» **Set exercise**: Copy out each line that mentions the word "Please".

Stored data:

========

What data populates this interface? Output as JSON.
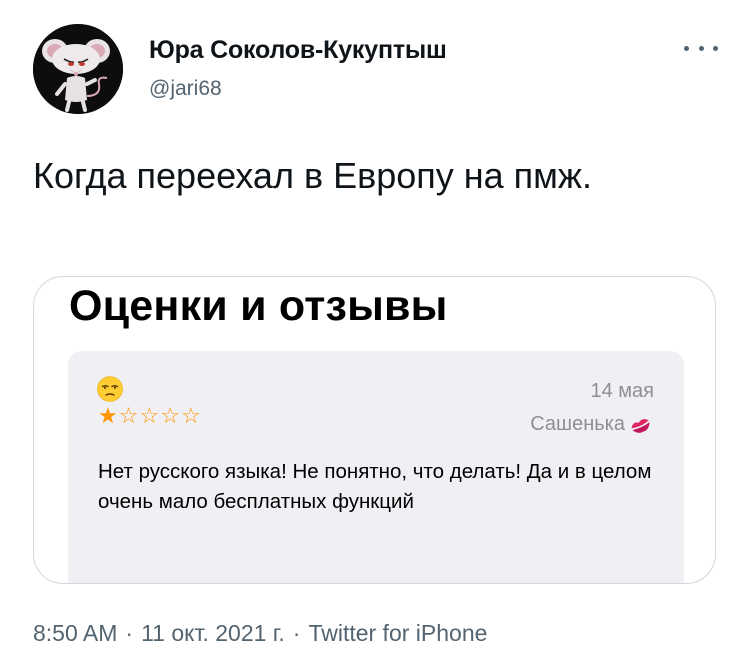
{
  "tweet": {
    "author": {
      "display_name": "Юра Соколов-Кукуптыш",
      "handle": "@jari68",
      "avatar_icon": "cartoon-mouse-avatar"
    },
    "more_icon": "more-horizontal-icon",
    "text": "Когда переехал в Европу на пмж.",
    "media": {
      "title": "Оценки и отзывы",
      "review": {
        "emoji_icon": "unamused-face-emoji",
        "date": "14 мая",
        "rating": 1,
        "rating_max": 5,
        "stars": [
          "★",
          "☆",
          "☆",
          "☆",
          "☆"
        ],
        "reviewer": "Сашенька",
        "reviewer_icon": "kiss-mark-emoji",
        "text": "Нет русского языка! Не понятно, что делать! Да и в целом очень мало бесплатных функций"
      }
    },
    "meta": {
      "time": "8:50 AM",
      "separator": "·",
      "date_day": "11",
      "date_month": "окт.",
      "date_year": "2021 г.",
      "source": "Twitter for iPhone"
    }
  },
  "colors": {
    "text_primary": "#0f1419",
    "text_secondary": "#536471",
    "card_border": "#cfd9de",
    "review_bg": "#f0f0f4",
    "star": "#ff9500",
    "review_meta": "#8e8e93"
  }
}
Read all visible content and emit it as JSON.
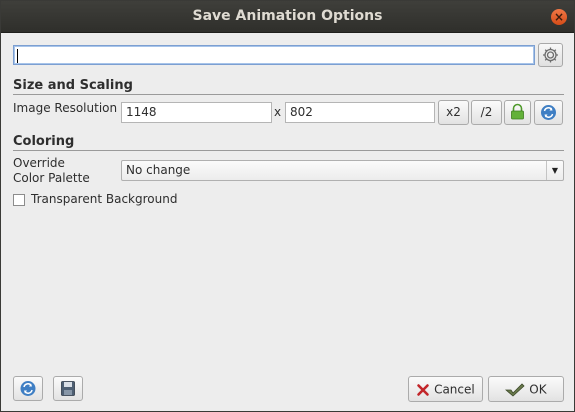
{
  "window": {
    "title": "Save Animation Options"
  },
  "path_input": {
    "value": ""
  },
  "size_section": {
    "title": "Size and Scaling",
    "resolution_label": "Image Resolution",
    "width": "1148",
    "separator": "x",
    "height": "802",
    "double_label": "x2",
    "half_label": "/2"
  },
  "coloring_section": {
    "title": "Coloring",
    "override_label_line1": "Override",
    "override_label_line2": "Color Palette",
    "palette_selected": "No change",
    "transparent_label": "Transparent Background",
    "transparent_checked": false
  },
  "footer": {
    "cancel_label": "Cancel",
    "ok_label": "OK"
  },
  "icons": [
    "close-icon",
    "gear-icon",
    "lock-icon",
    "refresh-icon",
    "save-icon",
    "cancel-x-icon",
    "ok-check-icon",
    "chevron-down-icon"
  ],
  "colors": {
    "titlebar": "#33332f",
    "close": "#e95420",
    "field_focus": "#7c9fd1"
  }
}
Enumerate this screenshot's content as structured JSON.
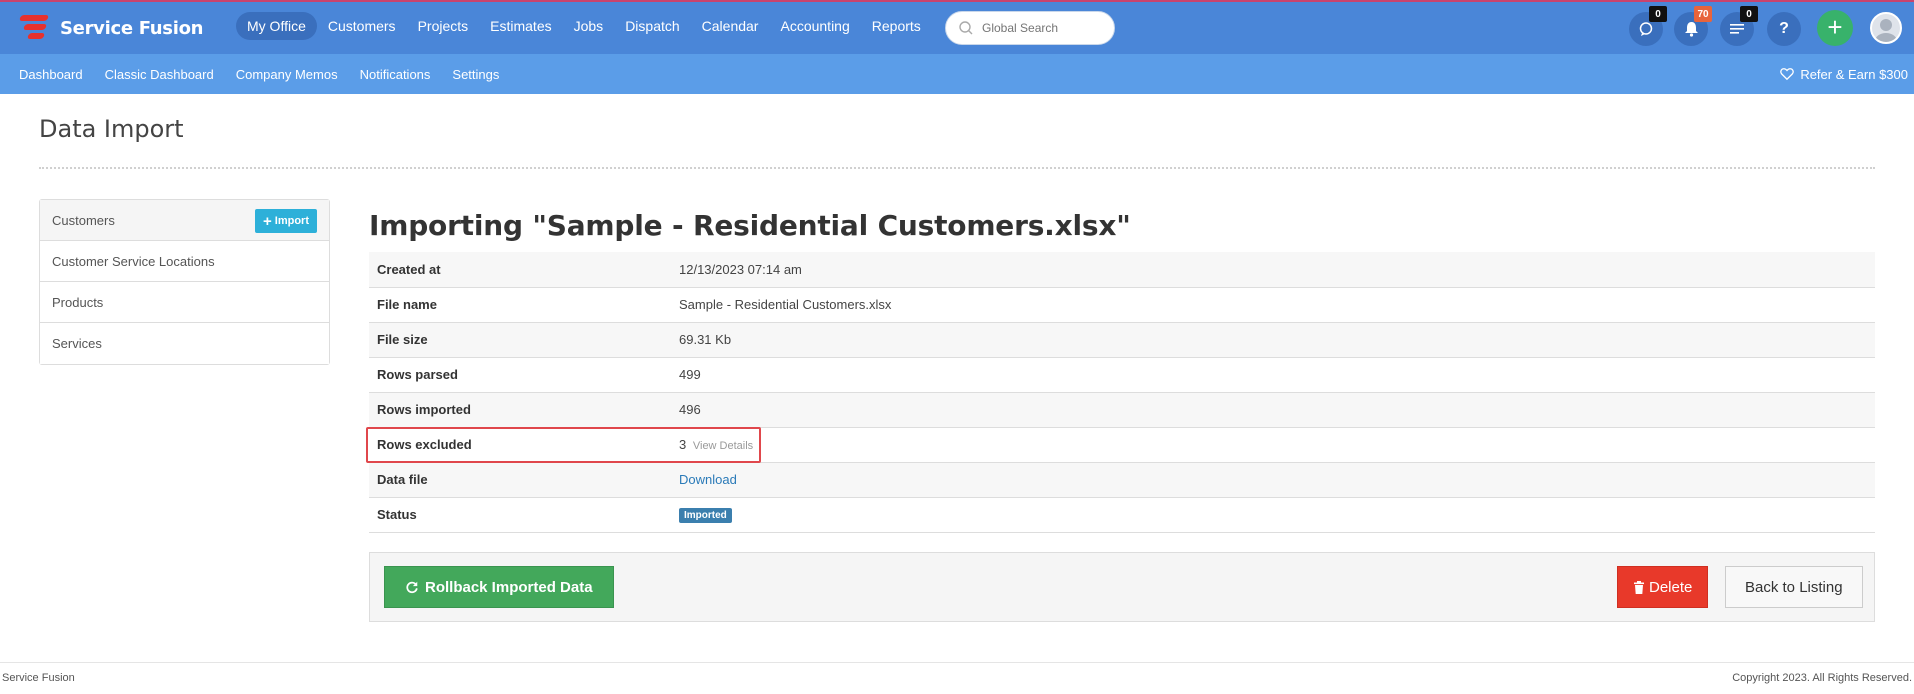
{
  "brand": {
    "name": "Service Fusion"
  },
  "nav": {
    "items": [
      {
        "label": "My Office",
        "active": true
      },
      {
        "label": "Customers"
      },
      {
        "label": "Projects"
      },
      {
        "label": "Estimates"
      },
      {
        "label": "Jobs"
      },
      {
        "label": "Dispatch"
      },
      {
        "label": "Calendar"
      },
      {
        "label": "Accounting"
      },
      {
        "label": "Reports"
      }
    ],
    "search_placeholder": "Global Search",
    "chat_count": "0",
    "notification_count": "70",
    "tasks_count": "0",
    "help_label": "?",
    "add_label": "+"
  },
  "subnav": {
    "items": [
      "Dashboard",
      "Classic Dashboard",
      "Company Memos",
      "Notifications",
      "Settings"
    ],
    "refer_label": "Refer & Earn $300"
  },
  "page": {
    "title": "Data Import"
  },
  "sidebar": {
    "items": [
      {
        "label": "Customers",
        "active": true
      },
      {
        "label": "Customer Service Locations"
      },
      {
        "label": "Products"
      },
      {
        "label": "Services"
      }
    ],
    "import_label": "Import"
  },
  "main": {
    "title": "Importing \"Sample - Residential Customers.xlsx\"",
    "rows": [
      {
        "label": "Created at",
        "value": "12/13/2023 07:14 am"
      },
      {
        "label": "File name",
        "value": "Sample - Residential Customers.xlsx"
      },
      {
        "label": "File size",
        "value": "69.31 Kb"
      },
      {
        "label": "Rows parsed",
        "value": "499"
      },
      {
        "label": "Rows imported",
        "value": "496"
      },
      {
        "label": "Rows excluded",
        "value": "3",
        "extra": "View Details"
      },
      {
        "label": "Data file",
        "value": "Download"
      },
      {
        "label": "Status",
        "value": "Imported"
      }
    ],
    "rollback_label": "Rollback Imported Data",
    "delete_label": "Delete",
    "back_label": "Back to Listing"
  },
  "footer": {
    "left": "Service Fusion",
    "right": "Copyright 2023. All Rights Reserved."
  },
  "colors": {
    "topbar": "#4a86d8",
    "subbar": "#5b9de8",
    "accent_green": "#43a85b",
    "danger_red": "#e8392a",
    "info_blue": "#2db0d9"
  }
}
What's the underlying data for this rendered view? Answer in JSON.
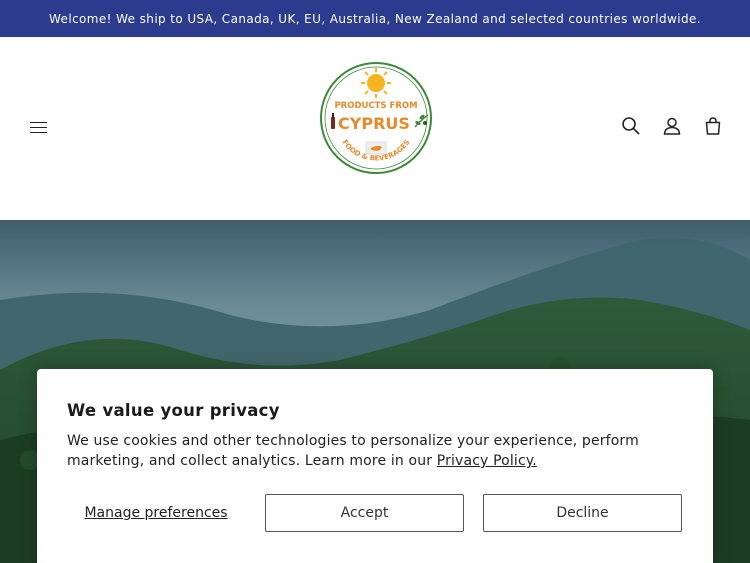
{
  "announcement": {
    "text": "Welcome! We ship to USA, Canada, UK, EU, Australia, New Zealand and selected countries worldwide."
  },
  "header": {
    "logo": {
      "line1": "PRODUCTS FROM",
      "line2": "CYPRUS",
      "line3": "FOOD & BEVERAGES"
    },
    "icons": [
      "menu-icon",
      "search-icon",
      "account-icon",
      "cart-icon"
    ]
  },
  "cookie_banner": {
    "title": "We value your privacy",
    "body": "We use cookies and other technologies to personalize your experience, perform marketing, and collect analytics. Learn more in our ",
    "link": "Privacy Policy.",
    "manage_label": "Manage preferences",
    "accept_label": "Accept",
    "decline_label": "Decline"
  },
  "colors": {
    "announcement_bg": "#2d3b8f",
    "logo_green": "#3f8a3a",
    "logo_orange": "#e8892a"
  }
}
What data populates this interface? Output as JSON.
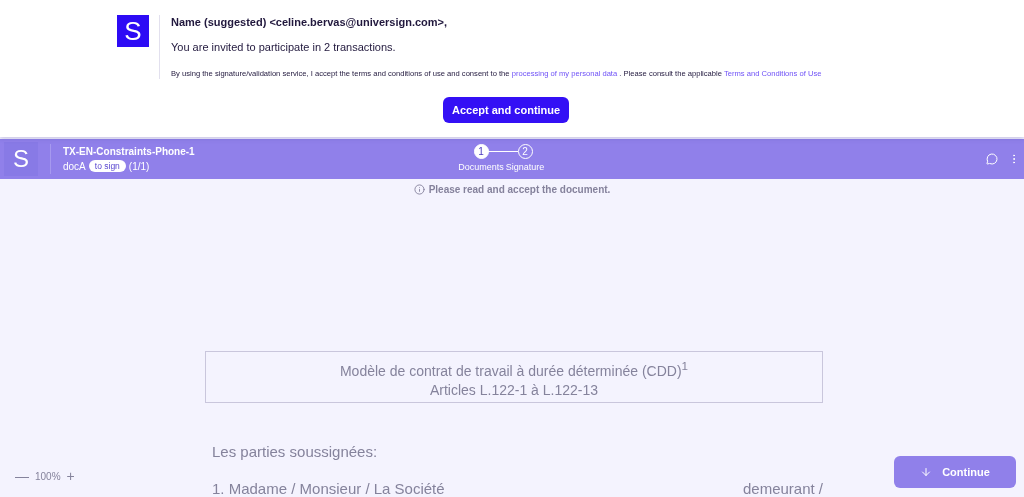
{
  "consent": {
    "greeting": "Name (suggested) <celine.bervas@universign.com>,",
    "invitation": "You are invited to participate in 2 transactions.",
    "terms_before": "By using the signature/validation service, I accept the terms and conditions of use and consent to the",
    "privacy_link": "processing of my personal data",
    "terms_middle": ". Please consult the applicable",
    "terms_link": "Terms and Conditions of Use",
    "button": "Accept and continue",
    "logo": "S"
  },
  "header": {
    "logo": "S",
    "title": "TX-EN-Constraints-Phone-1",
    "document": "docA",
    "badge": "to sign",
    "count": "(1/1)",
    "steps": [
      {
        "number": "1",
        "label": "Documents",
        "selected": true
      },
      {
        "number": "2",
        "label": "Signature",
        "selected": false
      }
    ]
  },
  "notice": "Please read and accept the document.",
  "document": {
    "title": "Modèle de contrat de travail à durée déterminée (CDD)$^{1}$",
    "subtitle": "Articles L.122-1 à L.122-13",
    "parties": "Les parties soussignées:",
    "line_start": "1. Madame / Monsieur / La Société",
    "line_end": "demeurant /"
  },
  "zoom": {
    "minus": "—",
    "value": "100%",
    "plus": "+"
  },
  "continue_button": "Continue"
}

========

» **Result of this exercise**:
    "terms_middle": ". Please consult the applicable",
  "notice": "Please read and accept the document.",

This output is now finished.